[start of Available data]
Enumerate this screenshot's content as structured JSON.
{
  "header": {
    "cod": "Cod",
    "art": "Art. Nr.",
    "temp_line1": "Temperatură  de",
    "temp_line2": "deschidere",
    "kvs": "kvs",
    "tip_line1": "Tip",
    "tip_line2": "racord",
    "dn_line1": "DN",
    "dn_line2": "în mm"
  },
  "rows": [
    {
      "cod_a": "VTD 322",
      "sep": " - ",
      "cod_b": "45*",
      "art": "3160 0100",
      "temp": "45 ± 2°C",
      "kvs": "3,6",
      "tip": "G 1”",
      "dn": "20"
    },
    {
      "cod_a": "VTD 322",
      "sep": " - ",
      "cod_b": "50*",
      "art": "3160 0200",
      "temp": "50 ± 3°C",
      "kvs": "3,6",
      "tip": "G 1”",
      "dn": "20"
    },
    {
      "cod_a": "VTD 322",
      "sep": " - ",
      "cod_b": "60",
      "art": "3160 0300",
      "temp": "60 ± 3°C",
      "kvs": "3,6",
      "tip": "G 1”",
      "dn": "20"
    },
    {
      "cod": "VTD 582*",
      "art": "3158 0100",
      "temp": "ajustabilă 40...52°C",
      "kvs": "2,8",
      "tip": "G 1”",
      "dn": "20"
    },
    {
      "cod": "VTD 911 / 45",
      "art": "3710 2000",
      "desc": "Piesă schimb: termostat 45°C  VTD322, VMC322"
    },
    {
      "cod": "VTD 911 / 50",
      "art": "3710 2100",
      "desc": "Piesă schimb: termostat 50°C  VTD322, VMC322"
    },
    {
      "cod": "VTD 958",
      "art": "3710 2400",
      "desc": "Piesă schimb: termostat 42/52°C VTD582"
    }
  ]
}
[end of Available data]
Give back all the data exactly as written.

**Written solution**
Enumerate this screenshot's content as structured JSON.
{
  "header": {
    "cod": "Cod",
    "art": "Art. Nr.",
    "temp_line1": "Temperatură  de",
    "temp_line2": "deschidere",
    "kvs": "kvs",
    "tip_line1": "Tip",
    "tip_line2": "racord",
    "dn_line1": "DN",
    "dn_line2": "în mm"
  },
  "rows": [
    {
      "cod_a": "VTD 322",
      "sep": " - ",
      "cod_b": "45*",
      "art": "3160 0100",
      "temp": "45 ± 2°C",
      "kvs": "3,6",
      "tip": "G 1”",
      "dn": "20"
    },
    {
      "cod_a": "VTD 322",
      "sep": " - ",
      "cod_b": "50*",
      "art": "3160 0200",
      "temp": "50 ± 3°C",
      "kvs": "3,6",
      "tip": "G 1”",
      "dn": "20"
    },
    {
      "cod_a": "VTD 322",
      "sep": " - ",
      "cod_b": "60",
      "art": "3160 0300",
      "temp": "60 ± 3°C",
      "kvs": "3,6",
      "tip": "G 1”",
      "dn": "20"
    },
    {
      "cod": "VTD 582*",
      "art": "3158 0100",
      "temp": "ajustabilă 40...52°C",
      "kvs": "2,8",
      "tip": "G 1”",
      "dn": "20"
    },
    {
      "cod": "VTD 911 / 45",
      "art": "3710 2000",
      "desc": "Piesă schimb: termostat 45°C  VTD322, VMC322"
    },
    {
      "cod": "VTD 911 / 50",
      "art": "3710 2100",
      "desc": "Piesă schimb: termostat 50°C  VTD322, VMC322"
    },
    {
      "cod": "VTD 958",
      "art": "3710 2400",
      "desc": "Piesă schimb: termostat 42/52°C VTD582"
    }
  ]
}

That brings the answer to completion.